> SUPPLIED TEXT
- Opening Delimiter -

Javier Zeoli

Personal information
- Full name: Adolfo Javier Zeoli Martínez
- Date of birth: 2 May 1962 (age 62)
- Place of birth: Montevideo, Uruguay
- Height: 1.80 m (5 ft 11 in)
- Position(s): Goalkeeper

Senior career*
- Years: Team / Apps / (Gls)
- 1982–1989: Danubio
- 1989–1990: Tenerife / 15 / (0)
- 1991: Deportivo Mandiyú / 6 / (0)
- 1991–1992: Talleres / 29 / (0)
- 1993–1994: River Plate / 12 / (0)
- 1994: Bolívar
- 1995: Nacional
- 1996: Palestino
- 1997: Danubio

International career
- 1988–1990: Uruguay / 14 / (0)

- Closing Delimiter -

> GIVEN DATA
- Opening Delimiter -

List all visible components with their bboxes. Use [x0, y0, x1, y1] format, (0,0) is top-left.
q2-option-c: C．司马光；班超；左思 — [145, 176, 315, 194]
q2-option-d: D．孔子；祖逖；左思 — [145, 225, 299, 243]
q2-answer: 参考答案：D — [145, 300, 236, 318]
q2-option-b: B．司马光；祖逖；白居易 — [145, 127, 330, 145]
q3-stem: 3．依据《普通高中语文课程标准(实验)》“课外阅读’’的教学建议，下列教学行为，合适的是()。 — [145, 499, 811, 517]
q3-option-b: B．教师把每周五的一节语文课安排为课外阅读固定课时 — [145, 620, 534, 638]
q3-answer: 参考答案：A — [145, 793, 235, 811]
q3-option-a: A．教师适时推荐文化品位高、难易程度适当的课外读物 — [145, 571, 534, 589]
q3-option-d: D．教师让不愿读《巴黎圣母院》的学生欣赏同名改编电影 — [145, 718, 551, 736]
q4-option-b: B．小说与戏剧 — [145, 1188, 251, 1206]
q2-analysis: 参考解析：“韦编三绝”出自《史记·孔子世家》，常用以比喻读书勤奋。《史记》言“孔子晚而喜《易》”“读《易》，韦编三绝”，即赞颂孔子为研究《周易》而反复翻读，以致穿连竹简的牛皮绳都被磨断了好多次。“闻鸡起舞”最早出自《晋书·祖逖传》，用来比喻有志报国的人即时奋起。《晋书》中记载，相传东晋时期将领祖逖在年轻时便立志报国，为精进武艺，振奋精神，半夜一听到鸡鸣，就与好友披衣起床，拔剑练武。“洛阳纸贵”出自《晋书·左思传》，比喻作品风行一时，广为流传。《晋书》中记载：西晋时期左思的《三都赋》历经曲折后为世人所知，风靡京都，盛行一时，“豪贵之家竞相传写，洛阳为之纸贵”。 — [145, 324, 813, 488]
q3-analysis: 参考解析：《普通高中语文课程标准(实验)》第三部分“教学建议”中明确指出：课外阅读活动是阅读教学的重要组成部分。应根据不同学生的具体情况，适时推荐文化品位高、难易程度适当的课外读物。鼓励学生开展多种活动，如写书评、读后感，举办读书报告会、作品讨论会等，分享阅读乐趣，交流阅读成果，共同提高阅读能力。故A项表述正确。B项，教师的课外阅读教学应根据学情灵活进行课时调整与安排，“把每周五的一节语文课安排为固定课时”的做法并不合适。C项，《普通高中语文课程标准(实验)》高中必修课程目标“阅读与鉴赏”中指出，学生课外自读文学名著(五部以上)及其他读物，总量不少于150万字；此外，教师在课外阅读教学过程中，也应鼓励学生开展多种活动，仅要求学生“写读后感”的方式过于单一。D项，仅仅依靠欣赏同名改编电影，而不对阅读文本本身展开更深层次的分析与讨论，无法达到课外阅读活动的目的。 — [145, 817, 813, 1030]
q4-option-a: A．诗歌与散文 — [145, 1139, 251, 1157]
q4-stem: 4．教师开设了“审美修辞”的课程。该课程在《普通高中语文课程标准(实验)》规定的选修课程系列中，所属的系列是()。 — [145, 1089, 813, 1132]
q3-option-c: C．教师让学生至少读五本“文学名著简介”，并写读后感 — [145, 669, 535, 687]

- Closing Delimiter -

> EXERCISE REQUIREMENTS
(A) According to the Javier Zeoli profile, which team did he play for from 1993 to 1994?
(B) Summarize the Javier Zeoli profile in two sentences.
(C) Write a continuation of the Javier Zeoli profile, picking up after its last line.

> SOLVED TASKS
(A) River Plate

(B) Adolfo Javier Zeoli Martínez, born 2 May 1962 in Montevideo, Uruguay, played as a goalkeeper. His senior career started and finished at Danubio (1982–1989 and 1997), with spells at clubs including Tenerife, Talleres, River Plate, Bolívar, Nacional and Palestino in between, and he made 14 appearances for Uruguay from 1988 to 1990 without scoring.

(C)
= Javier Zeoli =

Uruguayan footballer (born 1962)

Adolfo Javier Zeoli Martínez (born 2 May 1962 in Montevideo) is a former Uruguayan footballer.

==International career==
Zeoli made 14 appearances for the senior Uruguay national football team from 1988 to 1990, and he was a member of the squad at the 1990 FIFA World Cup finals. He also played in the 1989 Copa América.